> Do this
Write each line out again exactly as written.

> Provided information
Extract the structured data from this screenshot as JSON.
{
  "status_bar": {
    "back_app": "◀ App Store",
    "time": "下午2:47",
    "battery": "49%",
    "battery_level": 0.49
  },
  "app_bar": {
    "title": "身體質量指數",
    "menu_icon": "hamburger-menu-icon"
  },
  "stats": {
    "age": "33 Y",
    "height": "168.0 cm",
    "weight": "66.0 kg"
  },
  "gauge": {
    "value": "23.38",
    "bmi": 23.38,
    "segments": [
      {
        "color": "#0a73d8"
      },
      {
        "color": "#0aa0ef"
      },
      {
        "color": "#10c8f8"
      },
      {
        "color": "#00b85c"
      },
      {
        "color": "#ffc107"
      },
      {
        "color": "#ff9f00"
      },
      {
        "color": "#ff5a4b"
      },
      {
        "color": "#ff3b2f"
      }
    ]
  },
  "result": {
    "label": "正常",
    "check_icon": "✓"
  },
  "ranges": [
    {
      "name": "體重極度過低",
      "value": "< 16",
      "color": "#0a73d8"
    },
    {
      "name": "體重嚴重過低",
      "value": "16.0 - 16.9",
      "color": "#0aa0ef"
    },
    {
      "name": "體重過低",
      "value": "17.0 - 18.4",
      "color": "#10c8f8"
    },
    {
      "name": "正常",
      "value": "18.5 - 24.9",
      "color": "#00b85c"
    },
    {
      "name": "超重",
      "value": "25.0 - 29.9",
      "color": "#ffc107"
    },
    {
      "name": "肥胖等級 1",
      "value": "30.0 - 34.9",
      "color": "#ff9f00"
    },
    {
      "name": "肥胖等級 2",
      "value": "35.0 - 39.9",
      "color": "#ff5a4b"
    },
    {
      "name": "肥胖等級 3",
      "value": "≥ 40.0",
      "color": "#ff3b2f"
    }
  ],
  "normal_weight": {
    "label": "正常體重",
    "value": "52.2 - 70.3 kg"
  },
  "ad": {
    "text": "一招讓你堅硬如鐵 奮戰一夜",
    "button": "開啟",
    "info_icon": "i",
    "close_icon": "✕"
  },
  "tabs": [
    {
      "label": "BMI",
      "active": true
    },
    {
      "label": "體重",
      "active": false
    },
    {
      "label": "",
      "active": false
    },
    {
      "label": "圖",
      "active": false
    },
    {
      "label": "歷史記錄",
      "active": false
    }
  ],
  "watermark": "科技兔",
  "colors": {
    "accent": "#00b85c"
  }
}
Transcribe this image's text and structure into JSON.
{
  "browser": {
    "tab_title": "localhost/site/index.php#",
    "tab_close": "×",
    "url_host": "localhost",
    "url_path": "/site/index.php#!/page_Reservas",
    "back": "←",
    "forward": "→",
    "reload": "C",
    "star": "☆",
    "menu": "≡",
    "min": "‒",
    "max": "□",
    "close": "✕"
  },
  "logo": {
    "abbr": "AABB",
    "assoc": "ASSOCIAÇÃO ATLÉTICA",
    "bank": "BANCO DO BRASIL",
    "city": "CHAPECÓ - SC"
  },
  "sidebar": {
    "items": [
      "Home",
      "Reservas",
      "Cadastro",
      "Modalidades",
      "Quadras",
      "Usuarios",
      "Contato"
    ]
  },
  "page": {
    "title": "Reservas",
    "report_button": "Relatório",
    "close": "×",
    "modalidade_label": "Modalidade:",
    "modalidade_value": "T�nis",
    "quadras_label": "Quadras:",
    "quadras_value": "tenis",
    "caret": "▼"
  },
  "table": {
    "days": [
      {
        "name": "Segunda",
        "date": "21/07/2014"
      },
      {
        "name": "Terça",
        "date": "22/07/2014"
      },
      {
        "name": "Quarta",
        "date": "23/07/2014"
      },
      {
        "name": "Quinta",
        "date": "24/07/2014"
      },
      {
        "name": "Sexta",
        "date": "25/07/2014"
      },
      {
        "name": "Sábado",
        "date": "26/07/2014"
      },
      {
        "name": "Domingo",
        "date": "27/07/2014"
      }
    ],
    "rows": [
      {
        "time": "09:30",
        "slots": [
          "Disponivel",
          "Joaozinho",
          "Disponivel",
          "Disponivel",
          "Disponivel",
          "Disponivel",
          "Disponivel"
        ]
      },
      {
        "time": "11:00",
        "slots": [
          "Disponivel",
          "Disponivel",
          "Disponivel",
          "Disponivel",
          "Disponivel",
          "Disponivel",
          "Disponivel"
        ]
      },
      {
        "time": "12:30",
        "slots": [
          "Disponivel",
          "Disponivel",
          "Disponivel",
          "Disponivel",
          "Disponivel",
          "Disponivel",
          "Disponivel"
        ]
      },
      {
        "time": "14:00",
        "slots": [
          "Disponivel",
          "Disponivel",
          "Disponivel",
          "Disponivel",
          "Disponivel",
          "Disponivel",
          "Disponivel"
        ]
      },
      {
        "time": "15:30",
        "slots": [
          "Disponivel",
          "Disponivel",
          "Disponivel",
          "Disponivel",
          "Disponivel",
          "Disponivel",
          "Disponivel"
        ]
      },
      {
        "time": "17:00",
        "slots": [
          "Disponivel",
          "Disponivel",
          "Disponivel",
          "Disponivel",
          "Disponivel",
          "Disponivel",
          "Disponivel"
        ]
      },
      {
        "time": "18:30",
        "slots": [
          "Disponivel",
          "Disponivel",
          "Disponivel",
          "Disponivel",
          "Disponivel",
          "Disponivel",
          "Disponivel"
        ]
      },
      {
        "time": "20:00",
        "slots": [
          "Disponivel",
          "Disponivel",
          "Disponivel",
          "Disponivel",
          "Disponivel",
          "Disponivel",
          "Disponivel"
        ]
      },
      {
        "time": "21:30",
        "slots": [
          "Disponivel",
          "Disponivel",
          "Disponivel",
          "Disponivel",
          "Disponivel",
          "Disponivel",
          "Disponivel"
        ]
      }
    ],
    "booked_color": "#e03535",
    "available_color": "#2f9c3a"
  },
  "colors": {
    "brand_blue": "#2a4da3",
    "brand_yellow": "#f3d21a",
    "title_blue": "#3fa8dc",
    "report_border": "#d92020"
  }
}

> Written response
Extract the structured data from this screenshot as JSON.
{
  "status_bar": {
    "back_app": "◀ App Store",
    "time": "下午2:47",
    "battery": "49%",
    "battery_level": 0.49
  },
  "app_bar": {
    "title": "身體質量指數",
    "menu_icon": "hamburger-menu-icon"
  },
  "stats": {
    "age": "33 Y",
    "height": "168.0 cm",
    "weight": "66.0 kg"
  },
  "gauge": {
    "value": "23.38",
    "bmi": 23.38,
    "segments": [
      {
        "color": "#0a73d8"
      },
      {
        "color": "#0aa0ef"
      },
      {
        "color": "#10c8f8"
      },
      {
        "color": "#00b85c"
      },
      {
        "color": "#ffc107"
      },
      {
        "color": "#ff9f00"
      },
      {
        "color": "#ff5a4b"
      },
      {
        "color": "#ff3b2f"
      }
    ]
  },
  "result": {
    "label": "正常",
    "check_icon": "✓"
  },
  "ranges": [
    {
      "name": "體重極度過低",
      "value": "< 16",
      "color": "#0a73d8"
    },
    {
      "name": "體重嚴重過低",
      "value": "16.0 - 16.9",
      "color": "#0aa0ef"
    },
    {
      "name": "體重過低",
      "value": "17.0 - 18.4",
      "color": "#10c8f8"
    },
    {
      "name": "正常",
      "value": "18.5 - 24.9",
      "color": "#00b85c"
    },
    {
      "name": "超重",
      "value": "25.0 - 29.9",
      "color": "#ffc107"
    },
    {
      "name": "肥胖等級 1",
      "value": "30.0 - 34.9",
      "color": "#ff9f00"
    },
    {
      "name": "肥胖等級 2",
      "value": "35.0 - 39.9",
      "color": "#ff5a4b"
    },
    {
      "name": "肥胖等級 3",
      "value": "≥ 40.0",
      "color": "#ff3b2f"
    }
  ],
  "normal_weight": {
    "label": "正常體重",
    "value": "52.2 - 70.3 kg"
  },
  "ad": {
    "text": "一招讓你堅硬如鐵 奮戰一夜",
    "button": "開啟",
    "info_icon": "i",
    "close_icon": "✕"
  },
  "tabs": [
    {
      "label": "BMI",
      "active": true
    },
    {
      "label": "體重",
      "active": false
    },
    {
      "label": "",
      "active": false
    },
    {
      "label": "圖",
      "active": false
    },
    {
      "label": "歷史記錄",
      "active": false
    }
  ],
  "watermark": "科技兔",
  "colors": {
    "accent": "#00b85c"
  }
}
Transcribe this image's text and structure into JSON.
{
  "browser": {
    "tab_title": "localhost/site/index.php#",
    "tab_close": "×",
    "url_host": "localhost",
    "url_path": "/site/index.php#!/page_Reservas",
    "back": "←",
    "forward": "→",
    "reload": "C",
    "star": "☆",
    "menu": "≡",
    "min": "‒",
    "max": "□",
    "close": "✕"
  },
  "logo": {
    "abbr": "AABB",
    "assoc": "ASSOCIAÇÃO ATLÉTICA",
    "bank": "BANCO DO BRASIL",
    "city": "CHAPECÓ - SC"
  },
  "sidebar": {
    "items": [
      "Home",
      "Reservas",
      "Cadastro",
      "Modalidades",
      "Quadras",
      "Usuarios",
      "Contato"
    ]
  },
  "page": {
    "title": "Reservas",
    "report_button": "Relatório",
    "close": "×",
    "modalidade_label": "Modalidade:",
    "modalidade_value": "T�nis",
    "quadras_label": "Quadras:",
    "quadras_value": "tenis",
    "caret": "▼"
  },
  "table": {
    "days": [
      {
        "name": "Segunda",
        "date": "21/07/2014"
      },
      {
        "name": "Terça",
        "date": "22/07/2014"
      },
      {
        "name": "Quarta",
        "date": "23/07/2014"
      },
      {
        "name": "Quinta",
        "date": "24/07/2014"
      },
      {
        "name": "Sexta",
        "date": "25/07/2014"
      },
      {
        "name": "Sábado",
        "date": "26/07/2014"
      },
      {
        "name": "Domingo",
        "date": "27/07/2014"
      }
    ],
    "rows": [
      {
        "time": "09:30",
        "slots": [
          "Disponivel",
          "Joaozinho",
          "Disponivel",
          "Disponivel",
          "Disponivel",
          "Disponivel",
          "Disponivel"
        ]
      },
      {
        "time": "11:00",
        "slots": [
          "Disponivel",
          "Disponivel",
          "Disponivel",
          "Disponivel",
          "Disponivel",
          "Disponivel",
          "Disponivel"
        ]
      },
      {
        "time": "12:30",
        "slots": [
          "Disponivel",
          "Disponivel",
          "Disponivel",
          "Disponivel",
          "Disponivel",
          "Disponivel",
          "Disponivel"
        ]
      },
      {
        "time": "14:00",
        "slots": [
          "Disponivel",
          "Disponivel",
          "Disponivel",
          "Disponivel",
          "Disponivel",
          "Disponivel",
          "Disponivel"
        ]
      },
      {
        "time": "15:30",
        "slots": [
          "Disponivel",
          "Disponivel",
          "Disponivel",
          "Disponivel",
          "Disponivel",
          "Disponivel",
          "Disponivel"
        ]
      },
      {
        "time": "17:00",
        "slots": [
          "Disponivel",
          "Disponivel",
          "Disponivel",
          "Disponivel",
          "Disponivel",
          "Disponivel",
          "Disponivel"
        ]
      },
      {
        "time": "18:30",
        "slots": [
          "Disponivel",
          "Disponivel",
          "Disponivel",
          "Disponivel",
          "Disponivel",
          "Disponivel",
          "Disponivel"
        ]
      },
      {
        "time": "20:00",
        "slots": [
          "Disponivel",
          "Disponivel",
          "Disponivel",
          "Disponivel",
          "Disponivel",
          "Disponivel",
          "Disponivel"
        ]
      },
      {
        "time": "21:30",
        "slots": [
          "Disponivel",
          "Disponivel",
          "Disponivel",
          "Disponivel",
          "Disponivel",
          "Disponivel",
          "Disponivel"
        ]
      }
    ],
    "booked_color": "#e03535",
    "available_color": "#2f9c3a"
  },
  "colors": {
    "brand_blue": "#2a4da3",
    "brand_yellow": "#f3d21a",
    "title_blue": "#3fa8dc",
    "report_border": "#d92020"
  }
}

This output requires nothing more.